**Aim of the exercise:**
For the material that follows, list every line containing the word "screenshot".

**Dataset records:**
_ _ _ _ _

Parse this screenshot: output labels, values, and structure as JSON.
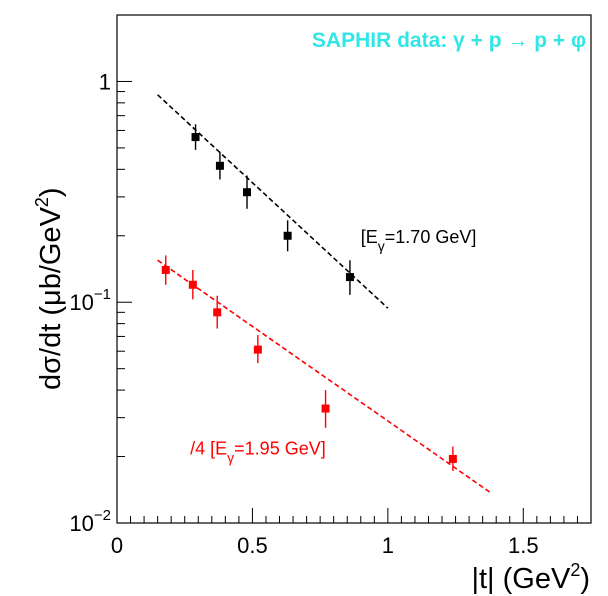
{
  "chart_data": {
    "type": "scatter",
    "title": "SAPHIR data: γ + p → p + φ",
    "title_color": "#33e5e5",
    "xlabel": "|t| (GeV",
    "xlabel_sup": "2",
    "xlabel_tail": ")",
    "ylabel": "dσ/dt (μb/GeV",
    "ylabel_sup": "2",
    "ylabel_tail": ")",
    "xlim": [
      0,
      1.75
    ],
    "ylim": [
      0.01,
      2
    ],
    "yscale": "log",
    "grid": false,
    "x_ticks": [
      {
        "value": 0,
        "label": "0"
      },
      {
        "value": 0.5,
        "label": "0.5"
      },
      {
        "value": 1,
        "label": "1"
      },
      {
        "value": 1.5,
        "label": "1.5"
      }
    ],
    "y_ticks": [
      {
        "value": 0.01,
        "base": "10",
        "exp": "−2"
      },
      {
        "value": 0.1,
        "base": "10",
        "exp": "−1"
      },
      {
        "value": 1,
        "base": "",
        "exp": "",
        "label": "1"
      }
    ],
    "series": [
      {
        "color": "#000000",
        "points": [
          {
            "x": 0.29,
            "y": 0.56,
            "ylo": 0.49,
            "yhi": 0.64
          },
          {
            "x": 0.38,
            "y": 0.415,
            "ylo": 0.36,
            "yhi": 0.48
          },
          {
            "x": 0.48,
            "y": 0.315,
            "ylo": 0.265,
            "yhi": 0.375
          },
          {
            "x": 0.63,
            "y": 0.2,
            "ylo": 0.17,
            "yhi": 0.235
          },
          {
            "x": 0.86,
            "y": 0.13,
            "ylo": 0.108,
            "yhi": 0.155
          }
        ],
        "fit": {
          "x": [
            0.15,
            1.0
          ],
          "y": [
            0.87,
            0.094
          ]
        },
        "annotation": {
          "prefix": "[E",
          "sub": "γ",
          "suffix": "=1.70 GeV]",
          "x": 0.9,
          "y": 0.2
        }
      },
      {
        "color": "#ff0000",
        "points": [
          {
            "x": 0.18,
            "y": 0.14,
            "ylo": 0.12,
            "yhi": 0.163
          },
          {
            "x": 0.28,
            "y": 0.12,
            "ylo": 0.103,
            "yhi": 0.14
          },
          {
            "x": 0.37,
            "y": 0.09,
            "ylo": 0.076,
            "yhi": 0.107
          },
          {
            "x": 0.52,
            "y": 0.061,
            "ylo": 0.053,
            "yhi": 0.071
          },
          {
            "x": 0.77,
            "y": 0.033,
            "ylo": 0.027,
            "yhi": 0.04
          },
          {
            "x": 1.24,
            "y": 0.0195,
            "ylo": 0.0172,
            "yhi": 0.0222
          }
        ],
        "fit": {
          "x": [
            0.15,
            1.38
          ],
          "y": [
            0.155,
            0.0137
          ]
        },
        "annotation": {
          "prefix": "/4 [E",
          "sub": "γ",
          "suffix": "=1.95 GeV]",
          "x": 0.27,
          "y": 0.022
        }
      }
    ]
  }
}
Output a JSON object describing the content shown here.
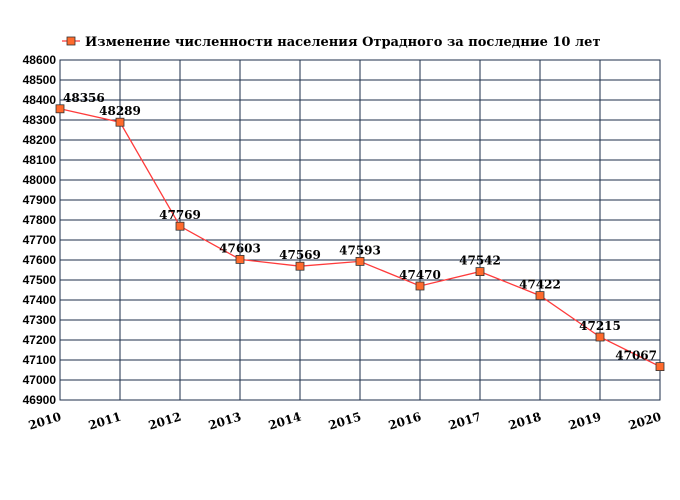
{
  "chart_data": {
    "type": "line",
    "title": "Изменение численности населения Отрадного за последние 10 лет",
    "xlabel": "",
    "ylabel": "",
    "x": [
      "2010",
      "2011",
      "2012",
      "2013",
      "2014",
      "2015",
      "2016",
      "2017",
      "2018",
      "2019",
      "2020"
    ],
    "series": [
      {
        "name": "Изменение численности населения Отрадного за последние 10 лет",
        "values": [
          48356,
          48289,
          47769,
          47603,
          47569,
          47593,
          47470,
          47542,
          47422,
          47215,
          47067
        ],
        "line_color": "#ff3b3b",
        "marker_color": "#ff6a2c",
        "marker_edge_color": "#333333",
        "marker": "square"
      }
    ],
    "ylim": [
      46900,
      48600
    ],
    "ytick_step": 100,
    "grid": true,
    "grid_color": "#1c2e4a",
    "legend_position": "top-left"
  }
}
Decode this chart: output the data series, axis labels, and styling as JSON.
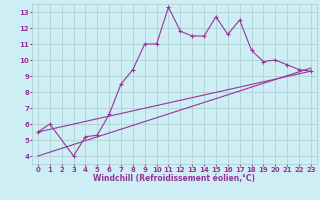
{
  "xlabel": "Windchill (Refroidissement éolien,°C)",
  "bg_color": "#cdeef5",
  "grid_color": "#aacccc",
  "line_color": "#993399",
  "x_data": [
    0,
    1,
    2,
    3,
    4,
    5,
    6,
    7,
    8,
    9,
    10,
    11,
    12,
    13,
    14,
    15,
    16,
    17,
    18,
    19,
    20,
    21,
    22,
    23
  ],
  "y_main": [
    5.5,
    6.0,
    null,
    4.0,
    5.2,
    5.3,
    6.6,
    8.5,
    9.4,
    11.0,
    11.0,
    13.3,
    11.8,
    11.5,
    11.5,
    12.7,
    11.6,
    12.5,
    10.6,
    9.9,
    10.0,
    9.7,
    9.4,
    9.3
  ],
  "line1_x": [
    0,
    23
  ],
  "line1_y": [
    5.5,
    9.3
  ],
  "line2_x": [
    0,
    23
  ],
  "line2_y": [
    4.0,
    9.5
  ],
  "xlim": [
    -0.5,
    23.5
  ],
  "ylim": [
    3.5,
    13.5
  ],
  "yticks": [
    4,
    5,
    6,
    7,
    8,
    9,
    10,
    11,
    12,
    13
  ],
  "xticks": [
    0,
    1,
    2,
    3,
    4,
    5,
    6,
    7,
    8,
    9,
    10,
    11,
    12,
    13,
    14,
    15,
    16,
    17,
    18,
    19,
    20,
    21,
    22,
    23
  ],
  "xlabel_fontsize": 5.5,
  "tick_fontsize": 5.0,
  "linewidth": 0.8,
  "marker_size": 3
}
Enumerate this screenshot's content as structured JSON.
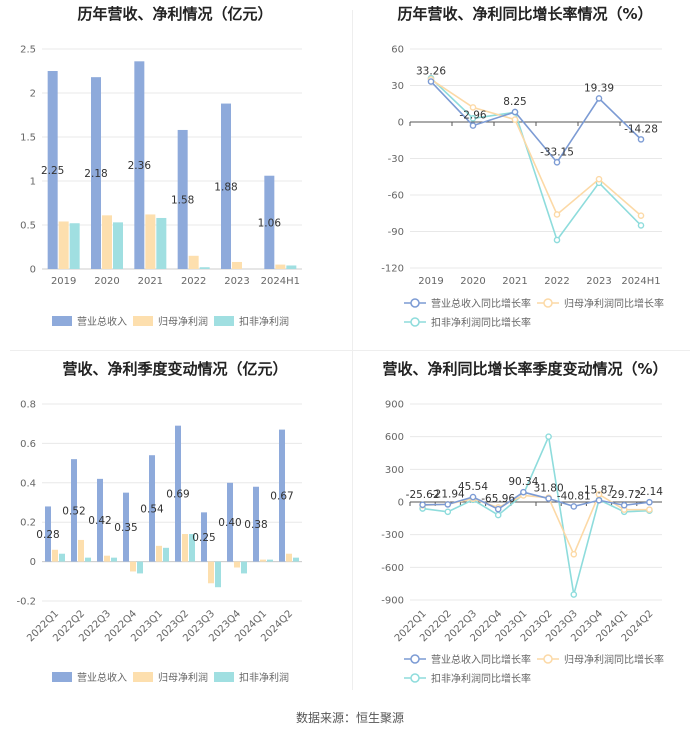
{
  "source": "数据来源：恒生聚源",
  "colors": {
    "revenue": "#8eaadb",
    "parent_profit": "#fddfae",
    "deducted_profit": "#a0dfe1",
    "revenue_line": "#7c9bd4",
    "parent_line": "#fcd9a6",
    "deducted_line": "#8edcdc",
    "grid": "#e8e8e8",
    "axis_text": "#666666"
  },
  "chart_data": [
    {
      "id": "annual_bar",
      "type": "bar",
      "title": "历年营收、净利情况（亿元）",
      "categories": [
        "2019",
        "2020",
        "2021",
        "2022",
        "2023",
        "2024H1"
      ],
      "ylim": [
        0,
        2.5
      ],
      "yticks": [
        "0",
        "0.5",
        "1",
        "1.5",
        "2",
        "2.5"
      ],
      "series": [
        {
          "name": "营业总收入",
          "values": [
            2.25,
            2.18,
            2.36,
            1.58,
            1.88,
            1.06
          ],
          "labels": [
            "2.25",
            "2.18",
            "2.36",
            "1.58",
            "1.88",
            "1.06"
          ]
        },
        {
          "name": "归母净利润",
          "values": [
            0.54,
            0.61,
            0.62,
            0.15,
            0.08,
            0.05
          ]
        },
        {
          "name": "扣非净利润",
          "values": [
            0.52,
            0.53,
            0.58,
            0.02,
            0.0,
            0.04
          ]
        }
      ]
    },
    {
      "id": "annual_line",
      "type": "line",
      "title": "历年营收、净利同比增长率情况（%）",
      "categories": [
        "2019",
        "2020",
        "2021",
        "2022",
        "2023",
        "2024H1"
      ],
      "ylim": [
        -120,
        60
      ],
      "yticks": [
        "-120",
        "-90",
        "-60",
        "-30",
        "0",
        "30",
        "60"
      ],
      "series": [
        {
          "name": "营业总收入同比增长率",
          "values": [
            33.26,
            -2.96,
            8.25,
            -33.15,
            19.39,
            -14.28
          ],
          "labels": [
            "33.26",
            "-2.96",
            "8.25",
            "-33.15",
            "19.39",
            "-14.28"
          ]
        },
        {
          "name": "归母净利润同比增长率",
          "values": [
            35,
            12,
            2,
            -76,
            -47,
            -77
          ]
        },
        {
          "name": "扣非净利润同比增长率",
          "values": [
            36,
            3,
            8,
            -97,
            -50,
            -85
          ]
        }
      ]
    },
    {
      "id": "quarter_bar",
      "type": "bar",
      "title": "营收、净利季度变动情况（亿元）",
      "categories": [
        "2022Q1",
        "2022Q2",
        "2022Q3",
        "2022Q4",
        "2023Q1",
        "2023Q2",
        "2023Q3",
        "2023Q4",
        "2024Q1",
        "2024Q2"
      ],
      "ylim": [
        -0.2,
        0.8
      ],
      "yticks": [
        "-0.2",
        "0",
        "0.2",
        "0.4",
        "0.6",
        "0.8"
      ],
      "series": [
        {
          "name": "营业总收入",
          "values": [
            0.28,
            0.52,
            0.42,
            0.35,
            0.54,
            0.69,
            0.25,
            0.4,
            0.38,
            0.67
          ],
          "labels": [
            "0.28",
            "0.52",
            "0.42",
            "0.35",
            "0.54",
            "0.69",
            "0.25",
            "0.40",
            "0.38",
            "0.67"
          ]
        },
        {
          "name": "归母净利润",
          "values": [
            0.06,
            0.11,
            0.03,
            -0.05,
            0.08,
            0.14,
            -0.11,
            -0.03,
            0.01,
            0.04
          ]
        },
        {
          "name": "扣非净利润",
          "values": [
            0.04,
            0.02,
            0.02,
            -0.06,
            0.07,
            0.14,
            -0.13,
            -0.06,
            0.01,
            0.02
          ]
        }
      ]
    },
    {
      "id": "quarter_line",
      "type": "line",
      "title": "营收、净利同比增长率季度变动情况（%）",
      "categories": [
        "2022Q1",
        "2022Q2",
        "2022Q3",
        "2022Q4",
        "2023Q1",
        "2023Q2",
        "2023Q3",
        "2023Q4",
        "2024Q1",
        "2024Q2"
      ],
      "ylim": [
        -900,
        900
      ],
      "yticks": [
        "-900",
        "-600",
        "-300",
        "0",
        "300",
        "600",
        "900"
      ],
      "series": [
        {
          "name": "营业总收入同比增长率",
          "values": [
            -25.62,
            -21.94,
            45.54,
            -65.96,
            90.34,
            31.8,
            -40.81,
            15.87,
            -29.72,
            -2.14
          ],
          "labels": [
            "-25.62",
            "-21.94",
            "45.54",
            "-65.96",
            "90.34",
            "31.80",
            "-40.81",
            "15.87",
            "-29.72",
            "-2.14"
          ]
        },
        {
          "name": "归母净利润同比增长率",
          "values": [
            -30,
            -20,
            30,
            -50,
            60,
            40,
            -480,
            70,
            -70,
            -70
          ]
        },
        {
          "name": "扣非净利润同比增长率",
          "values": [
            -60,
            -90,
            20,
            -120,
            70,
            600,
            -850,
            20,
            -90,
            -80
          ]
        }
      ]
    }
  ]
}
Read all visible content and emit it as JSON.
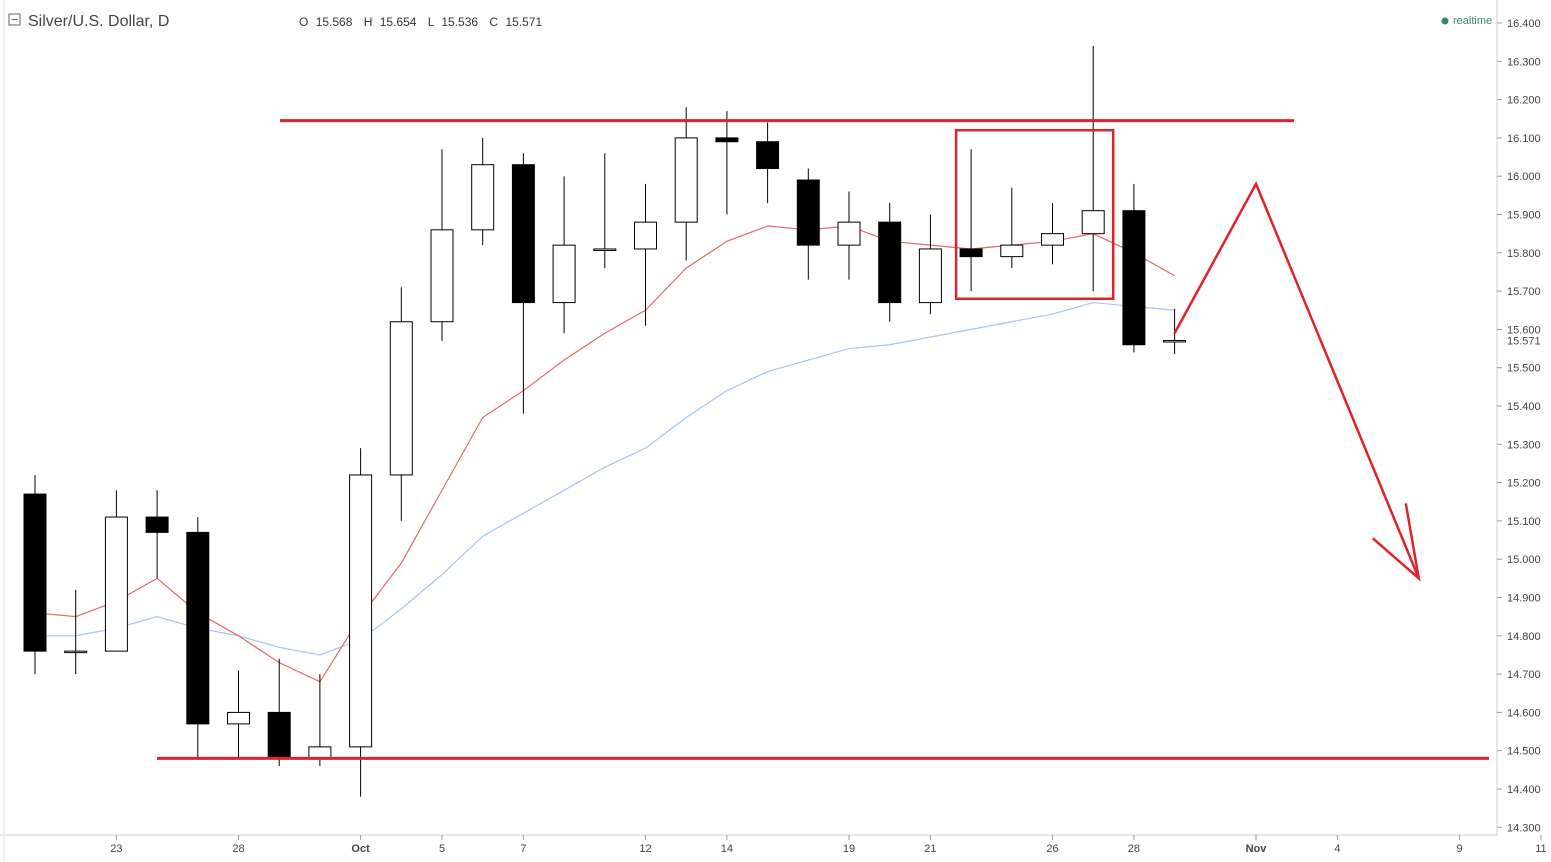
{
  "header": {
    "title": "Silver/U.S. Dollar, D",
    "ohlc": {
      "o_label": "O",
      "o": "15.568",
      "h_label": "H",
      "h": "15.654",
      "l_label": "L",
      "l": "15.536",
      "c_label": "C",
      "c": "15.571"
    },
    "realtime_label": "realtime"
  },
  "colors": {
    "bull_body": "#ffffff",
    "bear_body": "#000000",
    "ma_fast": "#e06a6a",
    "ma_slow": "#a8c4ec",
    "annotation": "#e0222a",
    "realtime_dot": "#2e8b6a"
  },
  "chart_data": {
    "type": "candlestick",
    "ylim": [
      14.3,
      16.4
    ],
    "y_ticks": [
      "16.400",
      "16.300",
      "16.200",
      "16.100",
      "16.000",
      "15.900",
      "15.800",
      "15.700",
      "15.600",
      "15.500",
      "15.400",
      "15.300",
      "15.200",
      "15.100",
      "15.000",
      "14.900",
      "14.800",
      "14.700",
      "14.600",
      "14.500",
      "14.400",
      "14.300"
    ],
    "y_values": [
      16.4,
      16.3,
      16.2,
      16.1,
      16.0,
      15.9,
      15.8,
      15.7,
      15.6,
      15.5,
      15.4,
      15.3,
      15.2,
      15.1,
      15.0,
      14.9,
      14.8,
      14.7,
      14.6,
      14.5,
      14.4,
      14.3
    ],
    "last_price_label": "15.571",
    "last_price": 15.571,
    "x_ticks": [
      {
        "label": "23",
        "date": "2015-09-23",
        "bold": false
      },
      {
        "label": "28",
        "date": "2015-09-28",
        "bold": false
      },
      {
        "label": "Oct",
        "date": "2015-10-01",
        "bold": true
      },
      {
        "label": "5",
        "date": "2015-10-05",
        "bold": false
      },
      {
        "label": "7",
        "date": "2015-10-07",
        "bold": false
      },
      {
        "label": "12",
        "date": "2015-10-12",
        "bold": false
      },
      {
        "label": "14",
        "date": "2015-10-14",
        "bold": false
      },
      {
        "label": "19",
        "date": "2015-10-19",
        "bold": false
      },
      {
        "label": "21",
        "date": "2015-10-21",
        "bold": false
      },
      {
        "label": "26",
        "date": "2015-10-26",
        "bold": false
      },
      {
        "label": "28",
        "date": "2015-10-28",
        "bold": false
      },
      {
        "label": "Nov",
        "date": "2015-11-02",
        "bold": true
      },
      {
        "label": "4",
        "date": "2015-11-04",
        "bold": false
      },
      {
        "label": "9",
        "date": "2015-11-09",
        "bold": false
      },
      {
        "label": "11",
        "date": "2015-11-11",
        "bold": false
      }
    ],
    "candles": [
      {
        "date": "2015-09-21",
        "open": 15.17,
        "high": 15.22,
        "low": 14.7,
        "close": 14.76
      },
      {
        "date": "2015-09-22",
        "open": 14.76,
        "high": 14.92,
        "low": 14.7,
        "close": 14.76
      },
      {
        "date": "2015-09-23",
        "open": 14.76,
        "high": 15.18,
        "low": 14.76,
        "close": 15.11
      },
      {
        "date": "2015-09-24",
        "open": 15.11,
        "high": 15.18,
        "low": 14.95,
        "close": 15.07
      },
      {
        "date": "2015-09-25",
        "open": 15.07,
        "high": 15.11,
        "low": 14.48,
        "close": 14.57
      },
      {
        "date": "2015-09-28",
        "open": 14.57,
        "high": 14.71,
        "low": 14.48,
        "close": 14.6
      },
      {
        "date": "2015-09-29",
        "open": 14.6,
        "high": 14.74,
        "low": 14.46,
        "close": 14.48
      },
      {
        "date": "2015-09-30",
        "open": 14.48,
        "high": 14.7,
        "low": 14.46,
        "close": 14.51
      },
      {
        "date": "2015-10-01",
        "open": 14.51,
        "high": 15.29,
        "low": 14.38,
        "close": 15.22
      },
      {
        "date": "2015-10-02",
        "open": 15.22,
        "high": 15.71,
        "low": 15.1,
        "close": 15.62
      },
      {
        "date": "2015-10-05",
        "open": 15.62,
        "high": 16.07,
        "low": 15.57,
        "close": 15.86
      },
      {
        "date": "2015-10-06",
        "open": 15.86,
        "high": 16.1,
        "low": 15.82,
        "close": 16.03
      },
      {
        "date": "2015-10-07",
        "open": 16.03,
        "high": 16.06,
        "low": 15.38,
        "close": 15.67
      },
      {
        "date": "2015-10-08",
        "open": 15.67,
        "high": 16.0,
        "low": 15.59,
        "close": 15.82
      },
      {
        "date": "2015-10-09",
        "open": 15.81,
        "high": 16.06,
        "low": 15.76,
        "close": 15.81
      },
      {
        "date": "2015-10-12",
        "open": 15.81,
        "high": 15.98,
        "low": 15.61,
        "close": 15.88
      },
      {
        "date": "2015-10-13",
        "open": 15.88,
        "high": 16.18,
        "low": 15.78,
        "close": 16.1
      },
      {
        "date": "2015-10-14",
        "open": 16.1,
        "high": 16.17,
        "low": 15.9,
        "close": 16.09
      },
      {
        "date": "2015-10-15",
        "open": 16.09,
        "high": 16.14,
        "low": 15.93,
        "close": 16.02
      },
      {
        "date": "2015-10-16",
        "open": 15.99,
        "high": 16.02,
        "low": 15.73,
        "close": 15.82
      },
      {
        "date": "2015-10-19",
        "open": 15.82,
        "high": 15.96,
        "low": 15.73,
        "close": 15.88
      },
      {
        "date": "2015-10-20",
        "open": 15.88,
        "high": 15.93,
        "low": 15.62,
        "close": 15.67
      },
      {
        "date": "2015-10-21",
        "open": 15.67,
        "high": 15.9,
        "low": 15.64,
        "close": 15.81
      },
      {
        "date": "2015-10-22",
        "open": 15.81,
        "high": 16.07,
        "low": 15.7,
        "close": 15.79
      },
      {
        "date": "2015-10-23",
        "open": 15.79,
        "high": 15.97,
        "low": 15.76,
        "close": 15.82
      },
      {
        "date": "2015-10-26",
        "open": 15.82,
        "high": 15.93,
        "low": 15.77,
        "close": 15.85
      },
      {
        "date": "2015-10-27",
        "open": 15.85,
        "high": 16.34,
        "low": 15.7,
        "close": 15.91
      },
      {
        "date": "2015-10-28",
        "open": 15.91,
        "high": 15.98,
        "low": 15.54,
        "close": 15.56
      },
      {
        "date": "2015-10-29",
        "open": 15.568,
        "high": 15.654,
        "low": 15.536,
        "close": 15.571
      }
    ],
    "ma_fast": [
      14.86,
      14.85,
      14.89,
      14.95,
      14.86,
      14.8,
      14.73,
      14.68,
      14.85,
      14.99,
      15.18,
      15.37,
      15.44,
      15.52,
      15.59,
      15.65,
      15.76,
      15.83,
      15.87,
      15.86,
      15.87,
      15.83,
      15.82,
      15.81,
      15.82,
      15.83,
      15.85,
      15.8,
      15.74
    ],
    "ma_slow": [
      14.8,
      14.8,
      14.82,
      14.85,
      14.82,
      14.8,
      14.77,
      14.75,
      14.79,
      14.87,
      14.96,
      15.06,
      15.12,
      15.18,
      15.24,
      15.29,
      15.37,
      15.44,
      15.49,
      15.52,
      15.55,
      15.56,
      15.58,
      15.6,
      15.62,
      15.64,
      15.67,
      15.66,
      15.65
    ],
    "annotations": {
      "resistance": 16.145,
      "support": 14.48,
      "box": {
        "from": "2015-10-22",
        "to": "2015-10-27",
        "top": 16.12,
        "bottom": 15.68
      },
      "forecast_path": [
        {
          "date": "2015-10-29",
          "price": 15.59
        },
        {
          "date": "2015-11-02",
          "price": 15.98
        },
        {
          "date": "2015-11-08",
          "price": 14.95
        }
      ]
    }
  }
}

_ _ _ _ _

**Correct output:**
Parse this screenshot: output labels, values, and structure as JSON.
Enumerate this screenshot's content as structured JSON.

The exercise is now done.